/---
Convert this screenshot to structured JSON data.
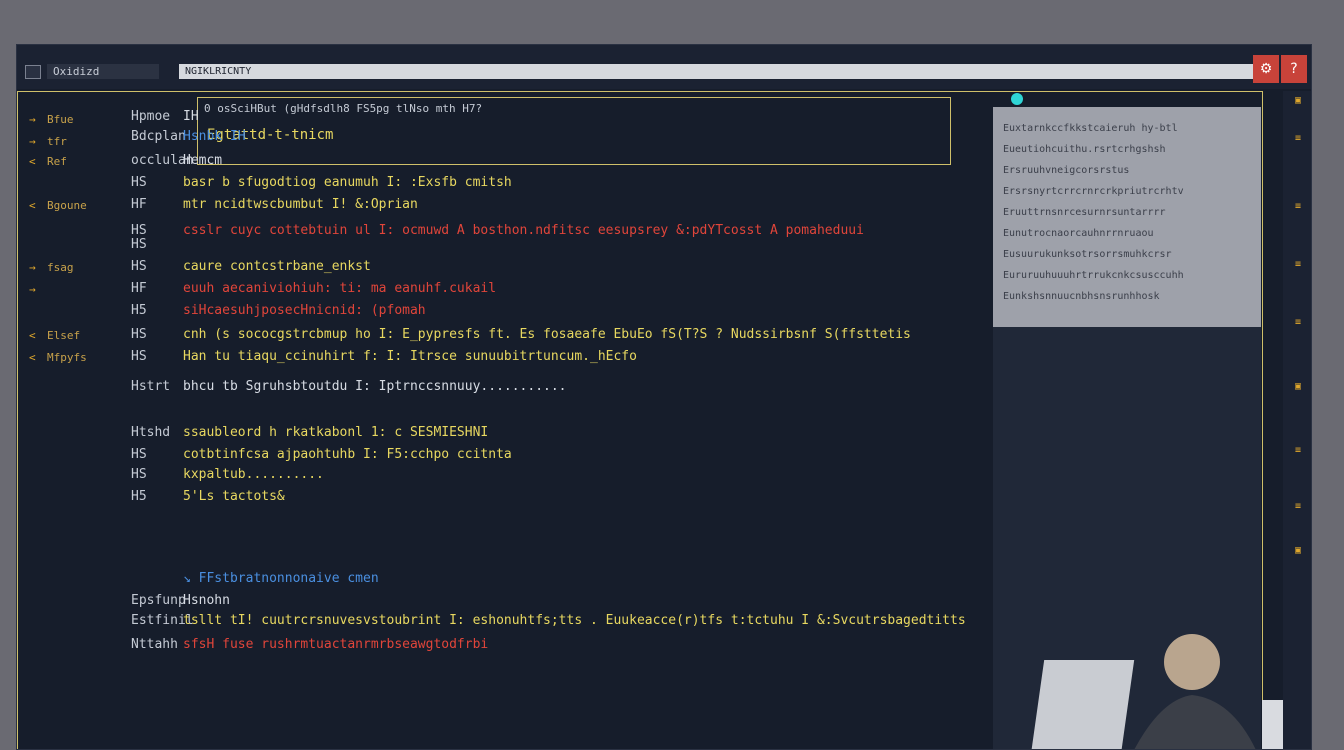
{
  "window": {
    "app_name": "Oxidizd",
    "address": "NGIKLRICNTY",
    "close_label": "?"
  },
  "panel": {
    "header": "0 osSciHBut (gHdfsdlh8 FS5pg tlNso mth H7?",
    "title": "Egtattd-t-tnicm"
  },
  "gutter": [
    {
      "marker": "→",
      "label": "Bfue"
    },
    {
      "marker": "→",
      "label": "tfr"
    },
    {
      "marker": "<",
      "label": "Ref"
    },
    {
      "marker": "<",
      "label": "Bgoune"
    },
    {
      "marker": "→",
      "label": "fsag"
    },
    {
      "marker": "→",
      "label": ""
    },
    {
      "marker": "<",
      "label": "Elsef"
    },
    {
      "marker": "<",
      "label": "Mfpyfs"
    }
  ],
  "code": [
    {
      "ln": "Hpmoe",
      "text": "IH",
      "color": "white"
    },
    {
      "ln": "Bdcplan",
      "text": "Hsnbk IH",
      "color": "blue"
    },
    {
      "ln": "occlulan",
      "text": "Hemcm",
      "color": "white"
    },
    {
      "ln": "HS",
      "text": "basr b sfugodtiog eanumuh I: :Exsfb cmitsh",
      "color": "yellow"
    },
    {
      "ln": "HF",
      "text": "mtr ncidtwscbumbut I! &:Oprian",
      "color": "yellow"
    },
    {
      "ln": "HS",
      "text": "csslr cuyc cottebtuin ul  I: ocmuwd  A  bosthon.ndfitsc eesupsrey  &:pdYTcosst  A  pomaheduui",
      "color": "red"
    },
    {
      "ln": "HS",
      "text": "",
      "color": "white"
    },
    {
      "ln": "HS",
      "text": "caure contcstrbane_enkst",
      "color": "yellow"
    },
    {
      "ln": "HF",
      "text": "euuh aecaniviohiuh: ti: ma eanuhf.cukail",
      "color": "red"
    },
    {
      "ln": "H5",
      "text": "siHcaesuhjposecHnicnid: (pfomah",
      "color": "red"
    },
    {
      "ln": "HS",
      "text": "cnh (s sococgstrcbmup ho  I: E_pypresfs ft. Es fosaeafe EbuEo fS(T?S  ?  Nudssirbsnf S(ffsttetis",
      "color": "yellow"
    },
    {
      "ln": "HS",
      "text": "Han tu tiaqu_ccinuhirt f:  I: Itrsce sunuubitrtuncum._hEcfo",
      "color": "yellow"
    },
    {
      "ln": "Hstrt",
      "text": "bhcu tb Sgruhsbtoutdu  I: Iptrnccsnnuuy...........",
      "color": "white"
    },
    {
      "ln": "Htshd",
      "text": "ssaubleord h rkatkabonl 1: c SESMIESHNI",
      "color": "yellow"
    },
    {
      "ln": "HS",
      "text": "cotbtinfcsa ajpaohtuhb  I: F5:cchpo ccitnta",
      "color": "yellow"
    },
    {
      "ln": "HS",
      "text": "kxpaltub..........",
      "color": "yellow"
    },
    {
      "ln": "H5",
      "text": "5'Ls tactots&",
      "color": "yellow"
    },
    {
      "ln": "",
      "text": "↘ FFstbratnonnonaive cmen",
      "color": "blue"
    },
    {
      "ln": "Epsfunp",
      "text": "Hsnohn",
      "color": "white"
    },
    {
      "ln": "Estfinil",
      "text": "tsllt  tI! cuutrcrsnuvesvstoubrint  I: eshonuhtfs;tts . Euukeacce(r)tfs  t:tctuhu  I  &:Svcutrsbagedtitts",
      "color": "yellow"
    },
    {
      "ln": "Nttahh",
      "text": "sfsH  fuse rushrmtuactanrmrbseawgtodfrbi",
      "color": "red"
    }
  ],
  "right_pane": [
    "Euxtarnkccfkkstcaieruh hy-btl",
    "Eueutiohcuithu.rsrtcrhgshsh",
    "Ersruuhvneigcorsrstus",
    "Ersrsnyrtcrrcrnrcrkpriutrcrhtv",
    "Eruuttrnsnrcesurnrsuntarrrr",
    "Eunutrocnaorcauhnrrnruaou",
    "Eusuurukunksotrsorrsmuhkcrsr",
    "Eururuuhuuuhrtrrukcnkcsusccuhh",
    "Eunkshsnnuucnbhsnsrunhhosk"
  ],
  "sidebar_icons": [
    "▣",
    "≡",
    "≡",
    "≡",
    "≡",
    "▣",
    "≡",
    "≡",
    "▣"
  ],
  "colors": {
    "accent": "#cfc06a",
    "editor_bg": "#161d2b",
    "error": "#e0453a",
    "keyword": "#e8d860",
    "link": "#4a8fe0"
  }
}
\---
/---
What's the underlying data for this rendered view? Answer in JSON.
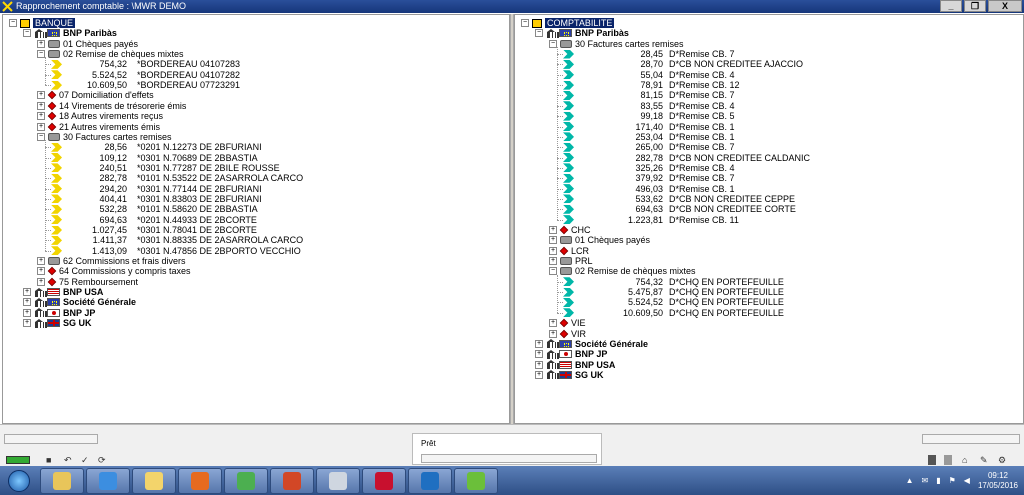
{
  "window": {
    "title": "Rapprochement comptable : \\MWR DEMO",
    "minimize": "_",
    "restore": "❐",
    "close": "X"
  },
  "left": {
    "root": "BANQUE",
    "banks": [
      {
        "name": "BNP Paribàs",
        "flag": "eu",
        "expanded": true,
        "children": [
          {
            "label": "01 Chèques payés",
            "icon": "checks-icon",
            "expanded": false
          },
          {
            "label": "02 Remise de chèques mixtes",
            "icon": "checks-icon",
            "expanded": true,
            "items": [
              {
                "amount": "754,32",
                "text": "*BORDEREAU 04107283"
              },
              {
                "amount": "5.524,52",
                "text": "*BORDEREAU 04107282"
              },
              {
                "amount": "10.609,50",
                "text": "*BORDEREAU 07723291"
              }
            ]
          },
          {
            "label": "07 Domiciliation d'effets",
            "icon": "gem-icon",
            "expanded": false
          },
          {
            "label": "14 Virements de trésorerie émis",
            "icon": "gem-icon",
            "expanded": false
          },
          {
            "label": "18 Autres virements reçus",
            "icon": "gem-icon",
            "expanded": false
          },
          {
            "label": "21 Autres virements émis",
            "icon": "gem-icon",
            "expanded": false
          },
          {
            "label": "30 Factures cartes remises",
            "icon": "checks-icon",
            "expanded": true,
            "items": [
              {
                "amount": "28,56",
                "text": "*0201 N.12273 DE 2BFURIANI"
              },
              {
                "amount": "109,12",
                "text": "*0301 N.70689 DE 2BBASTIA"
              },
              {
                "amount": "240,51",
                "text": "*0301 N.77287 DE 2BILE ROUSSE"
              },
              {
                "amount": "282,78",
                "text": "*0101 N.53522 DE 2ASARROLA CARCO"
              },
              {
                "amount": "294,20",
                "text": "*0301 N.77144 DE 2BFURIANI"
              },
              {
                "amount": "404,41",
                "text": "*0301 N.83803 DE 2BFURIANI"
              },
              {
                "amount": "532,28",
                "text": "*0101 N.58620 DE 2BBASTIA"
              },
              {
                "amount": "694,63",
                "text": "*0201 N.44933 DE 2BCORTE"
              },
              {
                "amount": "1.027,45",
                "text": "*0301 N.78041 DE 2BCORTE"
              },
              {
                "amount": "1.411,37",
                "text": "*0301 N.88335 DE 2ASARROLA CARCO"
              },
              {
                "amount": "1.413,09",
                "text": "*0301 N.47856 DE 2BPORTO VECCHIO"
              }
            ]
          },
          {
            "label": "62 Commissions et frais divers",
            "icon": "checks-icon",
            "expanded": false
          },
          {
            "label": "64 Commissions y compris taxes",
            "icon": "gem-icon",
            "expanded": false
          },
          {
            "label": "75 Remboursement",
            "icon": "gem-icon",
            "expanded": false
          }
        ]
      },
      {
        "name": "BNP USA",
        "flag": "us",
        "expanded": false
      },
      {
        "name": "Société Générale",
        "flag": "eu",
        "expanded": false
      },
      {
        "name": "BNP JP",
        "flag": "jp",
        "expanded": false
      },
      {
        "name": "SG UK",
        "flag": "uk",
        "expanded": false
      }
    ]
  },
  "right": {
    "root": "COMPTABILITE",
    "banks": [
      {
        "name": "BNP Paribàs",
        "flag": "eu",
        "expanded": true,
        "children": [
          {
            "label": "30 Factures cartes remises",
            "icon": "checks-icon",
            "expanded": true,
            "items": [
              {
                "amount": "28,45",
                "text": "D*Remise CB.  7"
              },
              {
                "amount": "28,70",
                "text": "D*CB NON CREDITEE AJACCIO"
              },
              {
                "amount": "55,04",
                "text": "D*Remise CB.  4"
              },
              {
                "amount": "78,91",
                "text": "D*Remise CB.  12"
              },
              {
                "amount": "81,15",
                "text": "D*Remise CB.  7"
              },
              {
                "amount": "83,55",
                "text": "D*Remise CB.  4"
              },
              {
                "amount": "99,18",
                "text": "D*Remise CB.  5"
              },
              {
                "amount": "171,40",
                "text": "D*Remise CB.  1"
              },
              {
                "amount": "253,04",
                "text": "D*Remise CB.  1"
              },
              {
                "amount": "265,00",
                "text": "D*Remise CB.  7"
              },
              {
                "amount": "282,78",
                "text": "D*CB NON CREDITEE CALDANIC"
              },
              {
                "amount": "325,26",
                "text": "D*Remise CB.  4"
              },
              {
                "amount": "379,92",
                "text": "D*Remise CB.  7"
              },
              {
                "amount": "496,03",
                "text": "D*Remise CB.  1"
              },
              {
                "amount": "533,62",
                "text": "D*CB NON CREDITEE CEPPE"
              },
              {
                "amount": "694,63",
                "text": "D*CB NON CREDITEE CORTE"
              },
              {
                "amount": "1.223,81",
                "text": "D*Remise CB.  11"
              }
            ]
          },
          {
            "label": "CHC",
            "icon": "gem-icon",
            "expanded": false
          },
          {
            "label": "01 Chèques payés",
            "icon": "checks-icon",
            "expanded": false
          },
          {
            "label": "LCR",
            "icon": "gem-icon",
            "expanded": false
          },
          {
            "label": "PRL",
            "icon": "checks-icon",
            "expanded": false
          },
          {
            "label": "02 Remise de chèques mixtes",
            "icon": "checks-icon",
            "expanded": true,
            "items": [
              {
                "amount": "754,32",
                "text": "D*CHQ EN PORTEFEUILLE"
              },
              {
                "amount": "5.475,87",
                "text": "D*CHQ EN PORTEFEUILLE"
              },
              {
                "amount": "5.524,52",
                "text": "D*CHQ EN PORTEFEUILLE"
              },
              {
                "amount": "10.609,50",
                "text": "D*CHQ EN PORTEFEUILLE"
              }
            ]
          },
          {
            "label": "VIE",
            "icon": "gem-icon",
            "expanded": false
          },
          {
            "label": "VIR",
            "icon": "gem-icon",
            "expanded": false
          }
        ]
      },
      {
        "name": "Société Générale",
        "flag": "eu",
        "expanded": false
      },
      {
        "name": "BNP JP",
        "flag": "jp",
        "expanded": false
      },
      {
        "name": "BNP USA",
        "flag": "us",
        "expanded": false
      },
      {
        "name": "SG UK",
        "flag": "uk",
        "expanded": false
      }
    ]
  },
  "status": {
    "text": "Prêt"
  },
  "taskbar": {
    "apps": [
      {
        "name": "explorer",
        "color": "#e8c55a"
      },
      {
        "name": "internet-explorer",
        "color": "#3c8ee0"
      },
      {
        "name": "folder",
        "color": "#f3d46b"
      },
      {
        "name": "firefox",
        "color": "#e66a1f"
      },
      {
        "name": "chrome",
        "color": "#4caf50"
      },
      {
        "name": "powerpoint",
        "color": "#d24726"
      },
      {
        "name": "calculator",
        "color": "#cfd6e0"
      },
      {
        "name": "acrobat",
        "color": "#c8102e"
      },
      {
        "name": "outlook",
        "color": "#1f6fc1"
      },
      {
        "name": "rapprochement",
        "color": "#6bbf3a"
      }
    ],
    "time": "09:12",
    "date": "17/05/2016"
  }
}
\---
/---
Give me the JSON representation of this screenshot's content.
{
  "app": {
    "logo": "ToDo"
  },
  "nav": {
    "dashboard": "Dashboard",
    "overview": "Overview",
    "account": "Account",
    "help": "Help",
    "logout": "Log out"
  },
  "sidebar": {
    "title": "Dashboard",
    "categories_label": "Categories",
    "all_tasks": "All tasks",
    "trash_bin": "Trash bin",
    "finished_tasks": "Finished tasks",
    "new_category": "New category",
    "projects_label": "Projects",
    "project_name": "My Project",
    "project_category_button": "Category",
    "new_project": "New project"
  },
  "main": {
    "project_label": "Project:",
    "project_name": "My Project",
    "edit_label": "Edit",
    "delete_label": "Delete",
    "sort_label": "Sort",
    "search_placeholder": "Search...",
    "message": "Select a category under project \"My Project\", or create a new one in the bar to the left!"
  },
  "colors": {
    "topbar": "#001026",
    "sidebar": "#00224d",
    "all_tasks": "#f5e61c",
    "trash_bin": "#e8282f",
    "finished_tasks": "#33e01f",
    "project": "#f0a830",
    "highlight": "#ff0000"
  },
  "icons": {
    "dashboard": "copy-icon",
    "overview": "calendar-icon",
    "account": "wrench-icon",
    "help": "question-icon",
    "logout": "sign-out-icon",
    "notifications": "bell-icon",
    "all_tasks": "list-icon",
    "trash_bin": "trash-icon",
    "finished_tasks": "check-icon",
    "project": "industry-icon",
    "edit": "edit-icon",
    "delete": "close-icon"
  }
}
\---
What is required:
Filter the records above for lines containing the word "Commissions", and copy those lines.

Exercise answer:
            "label": "62 Commissions et frais divers",
            "label": "64 Commissions y compris taxes",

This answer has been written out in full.